# Start of The data

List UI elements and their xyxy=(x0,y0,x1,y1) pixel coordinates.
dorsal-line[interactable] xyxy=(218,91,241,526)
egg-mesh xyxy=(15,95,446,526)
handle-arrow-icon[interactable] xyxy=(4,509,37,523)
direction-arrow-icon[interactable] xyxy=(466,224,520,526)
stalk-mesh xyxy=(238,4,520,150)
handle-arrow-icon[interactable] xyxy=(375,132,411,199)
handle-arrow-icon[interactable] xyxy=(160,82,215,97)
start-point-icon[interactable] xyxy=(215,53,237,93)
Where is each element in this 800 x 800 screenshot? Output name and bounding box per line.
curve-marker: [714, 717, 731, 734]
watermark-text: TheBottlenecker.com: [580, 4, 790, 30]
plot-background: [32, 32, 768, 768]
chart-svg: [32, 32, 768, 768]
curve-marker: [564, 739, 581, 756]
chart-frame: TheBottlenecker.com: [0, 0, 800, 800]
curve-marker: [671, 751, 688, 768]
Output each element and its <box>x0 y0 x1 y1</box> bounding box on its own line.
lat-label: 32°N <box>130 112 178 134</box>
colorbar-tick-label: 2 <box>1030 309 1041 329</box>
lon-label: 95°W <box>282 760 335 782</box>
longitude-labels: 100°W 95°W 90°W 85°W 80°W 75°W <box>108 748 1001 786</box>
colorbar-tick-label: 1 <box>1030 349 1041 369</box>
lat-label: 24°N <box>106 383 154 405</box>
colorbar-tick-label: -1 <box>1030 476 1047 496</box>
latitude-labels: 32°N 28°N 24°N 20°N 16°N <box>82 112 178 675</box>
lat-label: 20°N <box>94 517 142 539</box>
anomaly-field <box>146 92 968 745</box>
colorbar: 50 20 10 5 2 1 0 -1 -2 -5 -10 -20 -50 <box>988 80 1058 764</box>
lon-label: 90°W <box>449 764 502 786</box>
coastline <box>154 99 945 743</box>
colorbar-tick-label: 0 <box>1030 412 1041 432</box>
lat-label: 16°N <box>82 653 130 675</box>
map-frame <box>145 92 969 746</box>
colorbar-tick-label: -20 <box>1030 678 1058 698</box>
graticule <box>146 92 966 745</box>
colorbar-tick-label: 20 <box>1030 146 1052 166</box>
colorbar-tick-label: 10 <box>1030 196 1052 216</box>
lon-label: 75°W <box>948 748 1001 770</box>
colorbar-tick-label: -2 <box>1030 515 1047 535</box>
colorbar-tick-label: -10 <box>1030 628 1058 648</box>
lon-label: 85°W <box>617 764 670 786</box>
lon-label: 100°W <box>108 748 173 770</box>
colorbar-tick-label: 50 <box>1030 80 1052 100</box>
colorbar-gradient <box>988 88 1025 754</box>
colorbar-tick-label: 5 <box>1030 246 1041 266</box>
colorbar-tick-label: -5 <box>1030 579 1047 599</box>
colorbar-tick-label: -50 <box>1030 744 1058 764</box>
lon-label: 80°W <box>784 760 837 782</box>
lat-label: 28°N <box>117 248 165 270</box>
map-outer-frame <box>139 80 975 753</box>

# End of The data

▶ _What is needed_: Render the source data above as a Markdown table with columns named Row and Line, giving the row number and the line itself, and leave out any blank lines.

▶ _Task output_:
| Row | Line |
|---|---|
| 1 | List UI elements and their xyxy=(x0,y0,x1,y1) pixel coordinates. |
| 2 | dorsal-line[interactable] xyxy=(218,91,241,526) |
| 3 | egg-mesh xyxy=(15,95,446,526) |
| 4 | handle-arrow-icon[interactable] xyxy=(4,509,37,523) |
| 5 | direction-arrow-icon[interactable] xyxy=(466,224,520,526) |
| 6 | stalk-mesh xyxy=(238,4,520,150) |
| 7 | handle-arrow-icon[interactable] xyxy=(375,132,411,199) |
| 8 | handle-arrow-icon[interactable] xyxy=(160,82,215,97) |
| 9 | start-point-icon[interactable] xyxy=(215,53,237,93) |
| 10 | Where is each element in this 800 x 800 screenshot? Output name and bounding box per line. |
| 11 | curve-marker: [714, 717, 731, 734] |
| 12 | watermark-text: TheBottlenecker.com: [580, 4, 790, 30] |
| 13 | plot-background: [32, 32, 768, 768] |
| 14 | chart-svg: [32, 32, 768, 768] |
| 15 | curve-marker: [564, 739, 581, 756] |
| 16 | chart-frame: TheBottlenecker.com: [0, 0, 800, 800] |
| 17 | curve-marker: [671, 751, 688, 768] |
| 18 | Output each element and its <box>x0 y0 x1 y1</box> bounding box on its own line. |
| 19 | lat-label: 32°N <box>130 112 178 134</box> |
| 20 | colorbar-tick-label: 2 <box>1030 309 1041 329</box> |
| 21 | lon-label: 95°W <box>282 760 335 782</box> |
| 22 | longitude-labels: 100°W 95°W 90°W 85°W 80°W 75°W <box>108 748 1001 786</box> |
| 23 | colorbar-tick-label: 1 <box>1030 349 1041 369</box> |
| 24 | lat-label: 24°N <box>106 383 154 405</box> |
| 25 | colorbar-tick-label: -1 <box>1030 476 1047 496</box> |
| 26 | latitude-labels: 32°N 28°N 24°N 20°N 16°N <box>82 112 178 675</box> |
| 27 | lat-label: 20°N <box>94 517 142 539</box> |
| 28 | anomaly-field <box>146 92 968 745</box> |
| 29 | colorbar: 50 20 10 5 2 1 0 -1 -2 -5 -10 -20 -50 <box>988 80 1058 764</box> |
| 30 | lon-label: 90°W <box>449 764 502 786</box> |
| 31 | coastline <box>154 99 945 743</box> |
| 32 | colorbar-tick-label: 0 <box>1030 412 1041 432</box> |
| 33 | lat-label: 16°N <box>82 653 130 675</box> |
| 34 | map-frame <box>145 92 969 746</box> |
| 35 | colorbar-tick-label: -20 <box>1030 678 1058 698</box> |
| 36 | graticule <box>146 92 966 745</box> |
| 37 | colorbar-tick-label: 20 <box>1030 146 1052 166</box> |
| 38 | colorbar-tick-label: 10 <box>1030 196 1052 216</box> |
| 39 | lon-label: 75°W <box>948 748 1001 770</box> |
| 40 | colorbar-tick-label: -2 <box>1030 515 1047 535</box> |
| 41 | colorbar-tick-label: -10 <box>1030 628 1058 648</box> |
| 42 | lon-label: 85°W <box>617 764 670 786</box> |
| 43 | lon-label: 100°W <box>108 748 173 770</box> |
| 44 | colorbar-tick-label: 50 <box>1030 80 1052 100</box> |
| 45 | colorbar-gradient <box>988 88 1025 754</box> |
| 46 | colorbar-tick-label: 5 <box>1030 246 1041 266</box> |
| 47 | colorbar-tick-label: -5 <box>1030 579 1047 599</box> |
| 48 | colorbar-tick-label: -50 <box>1030 744 1058 764</box> |
| 49 | lon-label: 80°W <box>784 760 837 782</box> |
| 50 | lat-label: 28°N <box>117 248 165 270</box> |
| 51 | map-outer-frame <box>139 80 975 753</box> |